WHAT IS NEEDED | Copy each line of the data below with the word "seconds".

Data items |
>>

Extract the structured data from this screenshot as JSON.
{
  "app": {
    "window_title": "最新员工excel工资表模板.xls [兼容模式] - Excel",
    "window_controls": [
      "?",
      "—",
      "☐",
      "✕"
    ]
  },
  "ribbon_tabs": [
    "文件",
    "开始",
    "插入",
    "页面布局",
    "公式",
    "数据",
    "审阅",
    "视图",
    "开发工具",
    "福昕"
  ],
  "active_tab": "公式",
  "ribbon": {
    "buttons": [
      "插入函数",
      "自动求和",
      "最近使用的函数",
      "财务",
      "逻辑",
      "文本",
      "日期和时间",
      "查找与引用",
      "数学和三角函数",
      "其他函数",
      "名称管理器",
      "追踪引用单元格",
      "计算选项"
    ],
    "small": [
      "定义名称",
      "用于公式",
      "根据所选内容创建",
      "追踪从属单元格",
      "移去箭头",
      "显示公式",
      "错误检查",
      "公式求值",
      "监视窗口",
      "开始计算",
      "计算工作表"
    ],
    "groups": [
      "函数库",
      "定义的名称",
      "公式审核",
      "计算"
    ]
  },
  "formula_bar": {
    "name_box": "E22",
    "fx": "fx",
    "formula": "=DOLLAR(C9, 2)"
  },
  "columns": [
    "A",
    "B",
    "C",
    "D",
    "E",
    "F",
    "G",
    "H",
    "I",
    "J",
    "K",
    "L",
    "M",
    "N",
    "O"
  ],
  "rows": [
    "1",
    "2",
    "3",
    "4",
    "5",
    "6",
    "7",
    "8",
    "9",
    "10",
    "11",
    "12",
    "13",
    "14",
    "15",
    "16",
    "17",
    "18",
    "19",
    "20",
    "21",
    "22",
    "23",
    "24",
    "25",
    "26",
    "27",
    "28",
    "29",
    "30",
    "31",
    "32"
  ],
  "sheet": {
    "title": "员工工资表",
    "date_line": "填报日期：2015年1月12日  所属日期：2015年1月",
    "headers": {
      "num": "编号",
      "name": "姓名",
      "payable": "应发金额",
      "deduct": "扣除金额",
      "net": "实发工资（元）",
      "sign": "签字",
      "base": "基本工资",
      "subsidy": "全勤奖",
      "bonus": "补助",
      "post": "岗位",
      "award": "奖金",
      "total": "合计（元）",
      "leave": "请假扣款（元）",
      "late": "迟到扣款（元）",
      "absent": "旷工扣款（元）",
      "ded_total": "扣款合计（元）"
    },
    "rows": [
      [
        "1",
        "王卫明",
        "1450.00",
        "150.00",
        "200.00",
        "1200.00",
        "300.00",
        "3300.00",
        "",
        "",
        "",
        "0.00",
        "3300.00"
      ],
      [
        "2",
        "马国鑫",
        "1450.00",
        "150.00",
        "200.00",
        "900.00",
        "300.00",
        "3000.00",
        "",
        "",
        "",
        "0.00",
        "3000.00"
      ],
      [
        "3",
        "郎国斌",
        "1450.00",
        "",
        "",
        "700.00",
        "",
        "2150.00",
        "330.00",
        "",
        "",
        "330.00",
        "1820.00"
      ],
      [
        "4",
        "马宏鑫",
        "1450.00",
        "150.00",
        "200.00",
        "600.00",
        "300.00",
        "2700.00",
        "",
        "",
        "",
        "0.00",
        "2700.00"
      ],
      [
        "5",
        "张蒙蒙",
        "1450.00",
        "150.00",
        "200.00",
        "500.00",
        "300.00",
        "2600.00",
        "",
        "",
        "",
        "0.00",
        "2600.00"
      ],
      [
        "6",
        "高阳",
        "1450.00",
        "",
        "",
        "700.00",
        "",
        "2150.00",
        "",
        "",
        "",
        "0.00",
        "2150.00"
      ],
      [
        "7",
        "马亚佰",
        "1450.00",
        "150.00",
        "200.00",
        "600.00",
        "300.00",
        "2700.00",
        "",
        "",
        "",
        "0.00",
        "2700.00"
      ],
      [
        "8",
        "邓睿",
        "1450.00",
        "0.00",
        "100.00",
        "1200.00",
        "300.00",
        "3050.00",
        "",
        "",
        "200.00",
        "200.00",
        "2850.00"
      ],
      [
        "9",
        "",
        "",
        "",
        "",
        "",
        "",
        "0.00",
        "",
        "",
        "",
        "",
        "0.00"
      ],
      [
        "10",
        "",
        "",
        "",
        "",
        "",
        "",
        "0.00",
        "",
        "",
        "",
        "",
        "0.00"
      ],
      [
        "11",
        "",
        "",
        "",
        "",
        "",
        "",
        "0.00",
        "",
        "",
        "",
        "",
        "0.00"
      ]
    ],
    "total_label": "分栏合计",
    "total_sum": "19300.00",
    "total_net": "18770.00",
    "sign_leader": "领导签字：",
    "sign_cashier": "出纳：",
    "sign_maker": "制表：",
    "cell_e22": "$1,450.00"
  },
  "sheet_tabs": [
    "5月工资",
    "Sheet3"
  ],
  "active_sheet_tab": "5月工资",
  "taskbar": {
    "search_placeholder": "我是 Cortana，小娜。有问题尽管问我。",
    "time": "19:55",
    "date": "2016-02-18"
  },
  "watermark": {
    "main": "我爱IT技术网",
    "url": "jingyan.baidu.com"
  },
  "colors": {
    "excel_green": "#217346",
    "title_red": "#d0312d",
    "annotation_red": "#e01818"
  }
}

<<
>>

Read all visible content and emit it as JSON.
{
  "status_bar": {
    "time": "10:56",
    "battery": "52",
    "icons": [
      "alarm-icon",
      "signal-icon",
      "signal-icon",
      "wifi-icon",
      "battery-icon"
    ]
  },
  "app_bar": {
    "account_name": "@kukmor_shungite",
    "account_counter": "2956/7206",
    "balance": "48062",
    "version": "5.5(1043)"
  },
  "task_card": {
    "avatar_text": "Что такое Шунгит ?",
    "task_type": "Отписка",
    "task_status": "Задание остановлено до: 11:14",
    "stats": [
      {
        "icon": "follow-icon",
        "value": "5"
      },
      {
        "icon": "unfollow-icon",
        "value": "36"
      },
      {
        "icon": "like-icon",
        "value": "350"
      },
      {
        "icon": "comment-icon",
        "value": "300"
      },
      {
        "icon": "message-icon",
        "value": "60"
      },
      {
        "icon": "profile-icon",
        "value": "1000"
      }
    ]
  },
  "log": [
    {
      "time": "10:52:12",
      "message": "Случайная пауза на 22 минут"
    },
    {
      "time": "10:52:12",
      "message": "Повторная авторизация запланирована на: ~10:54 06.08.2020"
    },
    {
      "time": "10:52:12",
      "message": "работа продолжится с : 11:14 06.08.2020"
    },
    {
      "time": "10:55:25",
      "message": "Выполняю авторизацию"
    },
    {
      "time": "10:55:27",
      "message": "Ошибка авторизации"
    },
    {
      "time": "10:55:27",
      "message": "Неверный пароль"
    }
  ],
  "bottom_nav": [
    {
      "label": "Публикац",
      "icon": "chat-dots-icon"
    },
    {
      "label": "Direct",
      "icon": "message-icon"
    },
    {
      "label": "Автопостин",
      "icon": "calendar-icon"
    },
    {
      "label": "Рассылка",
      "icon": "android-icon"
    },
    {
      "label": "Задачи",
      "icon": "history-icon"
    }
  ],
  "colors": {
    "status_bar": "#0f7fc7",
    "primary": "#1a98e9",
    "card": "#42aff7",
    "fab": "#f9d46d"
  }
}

<<
>>

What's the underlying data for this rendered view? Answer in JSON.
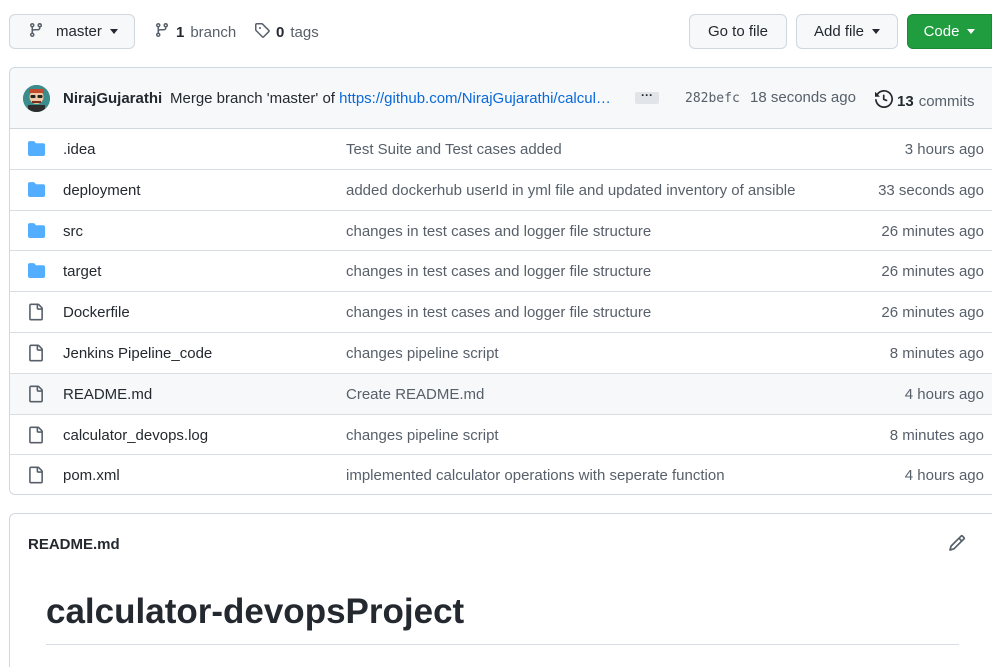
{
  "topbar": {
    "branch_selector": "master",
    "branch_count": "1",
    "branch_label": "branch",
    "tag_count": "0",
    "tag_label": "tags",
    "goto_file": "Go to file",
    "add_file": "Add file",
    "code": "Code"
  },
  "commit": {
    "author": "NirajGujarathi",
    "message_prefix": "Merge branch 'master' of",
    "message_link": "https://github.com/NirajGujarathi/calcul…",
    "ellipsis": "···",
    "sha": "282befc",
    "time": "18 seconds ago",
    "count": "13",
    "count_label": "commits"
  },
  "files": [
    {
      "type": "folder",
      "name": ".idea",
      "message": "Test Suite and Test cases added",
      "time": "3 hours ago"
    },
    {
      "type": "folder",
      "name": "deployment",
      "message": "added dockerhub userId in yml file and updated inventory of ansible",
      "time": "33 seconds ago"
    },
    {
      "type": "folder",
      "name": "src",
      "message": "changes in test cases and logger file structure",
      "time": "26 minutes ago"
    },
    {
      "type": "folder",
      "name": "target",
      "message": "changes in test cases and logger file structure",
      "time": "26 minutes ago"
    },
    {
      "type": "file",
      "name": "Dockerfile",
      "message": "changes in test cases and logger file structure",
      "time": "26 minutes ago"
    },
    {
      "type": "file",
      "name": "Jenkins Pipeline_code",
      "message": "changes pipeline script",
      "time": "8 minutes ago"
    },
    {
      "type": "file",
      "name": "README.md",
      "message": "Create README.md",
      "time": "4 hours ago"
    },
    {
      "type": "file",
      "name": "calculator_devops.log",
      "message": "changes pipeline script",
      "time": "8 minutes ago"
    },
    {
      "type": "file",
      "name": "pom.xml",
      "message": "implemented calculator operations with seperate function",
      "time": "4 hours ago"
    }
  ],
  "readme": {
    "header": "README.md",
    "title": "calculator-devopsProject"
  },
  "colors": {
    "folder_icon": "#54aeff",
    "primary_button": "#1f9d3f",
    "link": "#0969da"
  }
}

<<

TASK ANSWER |
    "time": "18 seconds ago",
      "time": "33 seconds ago"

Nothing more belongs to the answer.